[begin RECORD EXTRACTS]
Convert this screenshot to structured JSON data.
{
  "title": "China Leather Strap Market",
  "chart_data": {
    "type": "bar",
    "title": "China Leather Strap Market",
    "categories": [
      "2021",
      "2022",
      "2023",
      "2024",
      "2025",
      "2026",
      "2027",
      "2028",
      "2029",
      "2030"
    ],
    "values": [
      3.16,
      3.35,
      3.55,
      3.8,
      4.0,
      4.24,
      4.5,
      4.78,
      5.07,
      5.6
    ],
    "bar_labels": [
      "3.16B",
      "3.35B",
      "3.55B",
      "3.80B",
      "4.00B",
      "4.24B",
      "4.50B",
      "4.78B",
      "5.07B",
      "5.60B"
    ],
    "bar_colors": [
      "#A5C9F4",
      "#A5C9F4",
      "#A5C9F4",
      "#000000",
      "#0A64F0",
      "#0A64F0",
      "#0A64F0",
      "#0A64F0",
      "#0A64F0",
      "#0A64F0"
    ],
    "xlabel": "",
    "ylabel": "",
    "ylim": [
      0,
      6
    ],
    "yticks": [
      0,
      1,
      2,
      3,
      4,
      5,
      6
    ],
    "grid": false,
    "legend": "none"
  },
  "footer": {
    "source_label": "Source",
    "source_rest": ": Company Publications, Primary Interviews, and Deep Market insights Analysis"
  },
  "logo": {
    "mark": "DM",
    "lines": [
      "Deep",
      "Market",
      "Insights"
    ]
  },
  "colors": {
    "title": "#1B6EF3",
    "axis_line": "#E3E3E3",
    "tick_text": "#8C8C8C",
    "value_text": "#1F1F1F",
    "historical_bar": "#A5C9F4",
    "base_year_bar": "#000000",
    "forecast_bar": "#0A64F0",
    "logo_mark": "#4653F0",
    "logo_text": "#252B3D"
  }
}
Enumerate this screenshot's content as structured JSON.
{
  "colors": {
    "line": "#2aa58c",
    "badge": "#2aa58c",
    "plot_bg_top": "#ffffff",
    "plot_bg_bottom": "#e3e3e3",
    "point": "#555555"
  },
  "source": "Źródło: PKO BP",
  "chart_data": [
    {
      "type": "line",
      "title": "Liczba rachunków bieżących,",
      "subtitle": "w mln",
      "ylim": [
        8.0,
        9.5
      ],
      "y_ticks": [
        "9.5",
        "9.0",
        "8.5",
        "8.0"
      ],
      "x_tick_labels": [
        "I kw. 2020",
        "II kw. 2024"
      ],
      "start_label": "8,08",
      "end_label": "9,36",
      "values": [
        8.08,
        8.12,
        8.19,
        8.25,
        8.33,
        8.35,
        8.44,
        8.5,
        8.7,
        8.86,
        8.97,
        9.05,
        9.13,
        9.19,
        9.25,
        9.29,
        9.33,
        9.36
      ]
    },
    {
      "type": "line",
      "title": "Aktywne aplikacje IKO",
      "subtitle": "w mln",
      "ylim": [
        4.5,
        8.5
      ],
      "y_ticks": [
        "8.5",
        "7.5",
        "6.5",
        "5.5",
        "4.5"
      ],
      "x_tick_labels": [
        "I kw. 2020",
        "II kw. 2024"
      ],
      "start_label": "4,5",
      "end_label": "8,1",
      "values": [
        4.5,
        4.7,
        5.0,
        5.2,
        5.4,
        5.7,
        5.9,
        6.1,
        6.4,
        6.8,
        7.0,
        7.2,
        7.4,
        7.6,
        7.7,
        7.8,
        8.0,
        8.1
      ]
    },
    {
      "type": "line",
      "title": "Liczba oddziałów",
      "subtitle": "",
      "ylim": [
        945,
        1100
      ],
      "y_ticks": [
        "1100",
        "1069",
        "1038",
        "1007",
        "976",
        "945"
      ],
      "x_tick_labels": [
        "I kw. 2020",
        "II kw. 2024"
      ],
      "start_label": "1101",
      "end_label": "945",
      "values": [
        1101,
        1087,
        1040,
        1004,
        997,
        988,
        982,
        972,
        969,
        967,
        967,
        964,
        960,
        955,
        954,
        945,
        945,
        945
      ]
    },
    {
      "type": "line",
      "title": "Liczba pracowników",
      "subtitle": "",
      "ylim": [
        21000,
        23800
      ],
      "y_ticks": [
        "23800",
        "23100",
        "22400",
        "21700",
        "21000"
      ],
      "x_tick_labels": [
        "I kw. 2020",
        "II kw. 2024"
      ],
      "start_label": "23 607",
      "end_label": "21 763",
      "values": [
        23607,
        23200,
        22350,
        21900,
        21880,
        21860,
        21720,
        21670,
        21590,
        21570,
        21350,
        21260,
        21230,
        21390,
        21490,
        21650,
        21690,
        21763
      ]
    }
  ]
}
[end RECORD EXTRACTS]
YOUR GOAL: Find the string "structured" in the entries above and return each line that holds it.

RESPONSE TO THE EXERCISE:
Convert this screenshot to structured JSON data.
Enumerate this screenshot's content as structured JSON.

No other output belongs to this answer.